*SET TASK*. Pictures are not part of the copy; repeat everything else in the records exactly.

*INPUT MATERIAL*.
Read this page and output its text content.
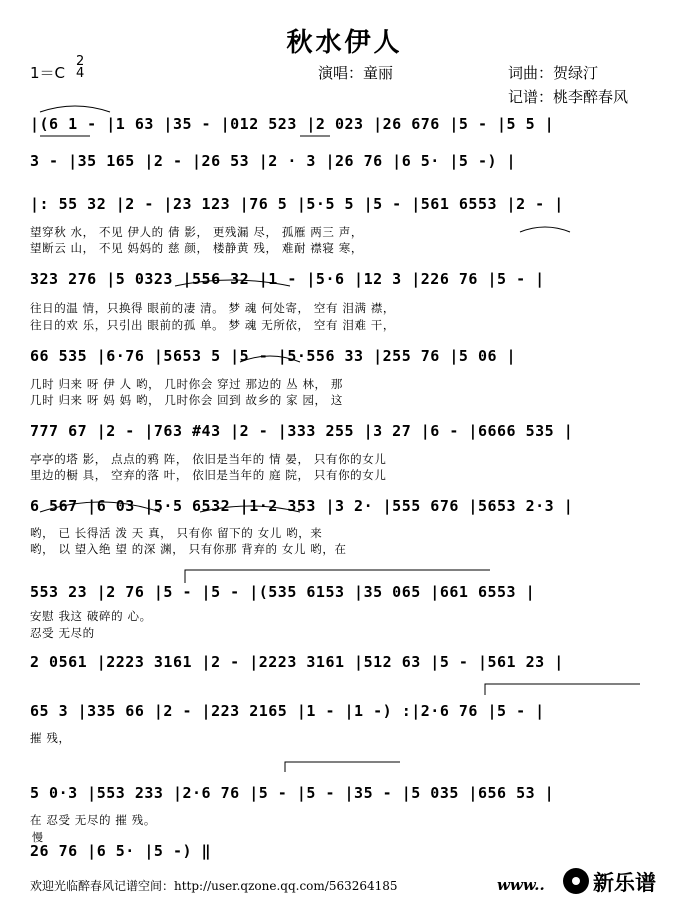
秋水伊人
1＝C
2
4	演唱：童丽	词曲：贺绿汀
记谱：桃李醉春风
|(6 1 - |1 63 |35 - |012 523 |2 023 |26 676 |5 - |5 5 |
3 - |35 165 |2 - |26 53 |2 · 3 |26 76 |6 5· |5 -) |
|: 55 32 |2 - |23 123 |76 5 |5·5 5 |5 - |561 6553 |2 - |
望穿秋 水， 不见 伊人的 倩 影， 更残漏 尽， 孤雁 两三 声，
望断云 山， 不见 妈妈的 慈 颜， 楼静黄 残， 难耐 襟寝 寒，
323 276 |5 0323 |556 32 |1 - |5·6 |12 3 |226 76 |5 - |
往日的温 情，只换得 眼前的凄 清。 梦 魂 何处寄， 空有 泪满 襟，
往日的欢 乐，只引出 眼前的孤 单。 梦 魂 无所依， 空有 泪难 干，
66 535 |6·76 |5653 5 |5 - |5·556 33 |255 76 |5 06 |
几时 归来 呀 伊 人 哟， 几时你会 穿过 那边的 丛 林， 那
几时 归来 呀 妈 妈 哟， 几时你会 回到 故乡的 家 园， 这
777 67 |2 - |763 #43 |2 - |333 255 |3 27 |6 - |6666 535 |
亭亭的塔 影， 点点的鸦 阵， 依旧是当年的 情 晏， 只有你的女儿
里边的橱 具， 空弃的落 叶， 依旧是当年的 庭 院， 只有你的女儿
6 567 |6 03 |5·5 6532 |1·2 353 |3 2· |555 676 |5653 2·3 |
哟， 已 长得活 泼 天 真， 只有你 留下的 女儿 哟，来
哟， 以 望入绝 望 的深 渊， 只有你那 背弃的 女儿 哟，在
553 23 |2 76 |5 - |5 - |(535 6153 |35 065 |661 6553 |
安慰 我这 破碎的 心。
忍受 无尽的
2 0561 |2223 3161 |2 - |2223 3161 |512 63 |5 - |561 23 |
65 3 |335 66 |2 - |223 2165 |1 - |1 -) :|2·6 76 |5 - |
摧 残，
5 0·3 |553 233 |2·6 76 |5 - |5 - |35 - |5 035 |656 53 |
在 忍受 无尽的 摧 残。
慢
26 76 |6 5· |5 -) ‖
欢迎光临醉春风记谱空间：http://user.qzone.qq.com/563264185	www.. 新乐谱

*SOLUTION FOR THIS PROBLEM*.
Read this page and output its text content.
秋水伊人
1＝C
2
4	演唱：童丽	词曲：贺绿汀
记谱：桃李醉春风
|(6 1 - |1 63 |35 - |012 523 |2 023 |26 676 |5 - |5 5 |
3 - |35 165 |2 - |26 53 |2 · 3 |26 76 |6 5· |5 -) |
|: 55 32 |2 - |23 123 |76 5 |5·5 5 |5 - |561 6553 |2 - |
望穿秋 水， 不见 伊人的 倩 影， 更残漏 尽， 孤雁 两三 声，
望断云 山， 不见 妈妈的 慈 颜， 楼静黄 残， 难耐 襟寝 寒，
323 276 |5 0323 |556 32 |1 - |5·6 |12 3 |226 76 |5 - |
往日的温 情，只换得 眼前的凄 清。 梦 魂 何处寄， 空有 泪满 襟，
往日的欢 乐，只引出 眼前的孤 单。 梦 魂 无所依， 空有 泪难 干，
66 535 |6·76 |5653 5 |5 - |5·556 33 |255 76 |5 06 |
几时 归来 呀 伊 人 哟， 几时你会 穿过 那边的 丛 林， 那
几时 归来 呀 妈 妈 哟， 几时你会 回到 故乡的 家 园， 这
777 67 |2 - |763 #43 |2 - |333 255 |3 27 |6 - |6666 535 |
亭亭的塔 影， 点点的鸦 阵， 依旧是当年的 情 晏， 只有你的女儿
里边的橱 具， 空弃的落 叶， 依旧是当年的 庭 院， 只有你的女儿
6 567 |6 03 |5·5 6532 |1·2 353 |3 2· |555 676 |5653 2·3 |
哟， 已 长得活 泼 天 真， 只有你 留下的 女儿 哟，来
哟， 以 望入绝 望 的深 渊， 只有你那 背弃的 女儿 哟，在
553 23 |2 76 |5 - |5 - |(535 6153 |35 065 |661 6553 |
安慰 我这 破碎的 心。
忍受 无尽的
2 0561 |2223 3161 |2 - |2223 3161 |512 63 |5 - |561 23 |
65 3 |335 66 |2 - |223 2165 |1 - |1 -) :|2·6 76 |5 - |
摧 残，
5 0·3 |553 233 |2·6 76 |5 - |5 - |35 - |5 035 |656 53 |
在 忍受 无尽的 摧 残。
慢
26 76 |6 5· |5 -) ‖
欢迎光临醉春风记谱空间：http://user.qzone.qq.com/563264185	www.. 新乐谱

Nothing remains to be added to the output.